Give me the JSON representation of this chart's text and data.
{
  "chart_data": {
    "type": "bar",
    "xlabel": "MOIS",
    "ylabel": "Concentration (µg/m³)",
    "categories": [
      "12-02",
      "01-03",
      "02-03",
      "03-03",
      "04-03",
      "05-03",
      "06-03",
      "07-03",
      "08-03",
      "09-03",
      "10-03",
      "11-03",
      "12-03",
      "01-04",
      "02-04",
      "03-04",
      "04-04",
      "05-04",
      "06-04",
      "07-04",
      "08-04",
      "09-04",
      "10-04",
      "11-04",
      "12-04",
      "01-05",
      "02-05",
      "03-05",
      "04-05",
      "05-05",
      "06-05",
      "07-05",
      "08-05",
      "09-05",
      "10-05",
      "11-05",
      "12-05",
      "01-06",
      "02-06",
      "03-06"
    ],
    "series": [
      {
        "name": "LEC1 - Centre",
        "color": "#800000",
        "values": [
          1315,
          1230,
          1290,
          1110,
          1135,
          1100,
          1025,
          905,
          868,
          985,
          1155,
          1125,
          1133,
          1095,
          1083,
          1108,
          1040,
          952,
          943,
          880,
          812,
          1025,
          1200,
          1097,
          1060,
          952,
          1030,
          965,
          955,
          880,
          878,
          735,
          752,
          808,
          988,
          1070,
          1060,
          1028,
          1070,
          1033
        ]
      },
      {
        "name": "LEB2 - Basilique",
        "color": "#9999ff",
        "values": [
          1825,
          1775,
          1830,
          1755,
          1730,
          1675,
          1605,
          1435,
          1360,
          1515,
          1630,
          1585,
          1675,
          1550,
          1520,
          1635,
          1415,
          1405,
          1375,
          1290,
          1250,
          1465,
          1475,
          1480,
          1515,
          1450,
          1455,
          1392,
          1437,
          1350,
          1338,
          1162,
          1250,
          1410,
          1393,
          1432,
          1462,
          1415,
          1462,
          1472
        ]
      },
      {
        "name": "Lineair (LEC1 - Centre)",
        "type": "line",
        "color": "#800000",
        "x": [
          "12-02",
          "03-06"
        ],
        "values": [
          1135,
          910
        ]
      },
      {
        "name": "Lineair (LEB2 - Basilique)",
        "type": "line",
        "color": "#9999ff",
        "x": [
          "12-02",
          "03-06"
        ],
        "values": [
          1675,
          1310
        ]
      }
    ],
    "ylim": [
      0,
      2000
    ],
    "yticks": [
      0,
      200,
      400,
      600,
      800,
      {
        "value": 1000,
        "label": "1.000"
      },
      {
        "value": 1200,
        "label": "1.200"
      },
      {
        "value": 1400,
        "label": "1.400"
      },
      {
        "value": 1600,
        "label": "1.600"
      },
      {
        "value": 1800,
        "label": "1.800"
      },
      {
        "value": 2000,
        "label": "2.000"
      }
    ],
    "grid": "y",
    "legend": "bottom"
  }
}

◆ ◆ ◆ ◆ ◆

# Goal
Count the lines in which the string "Basilique" appears, then report only that figure.

# Output of the exercise
2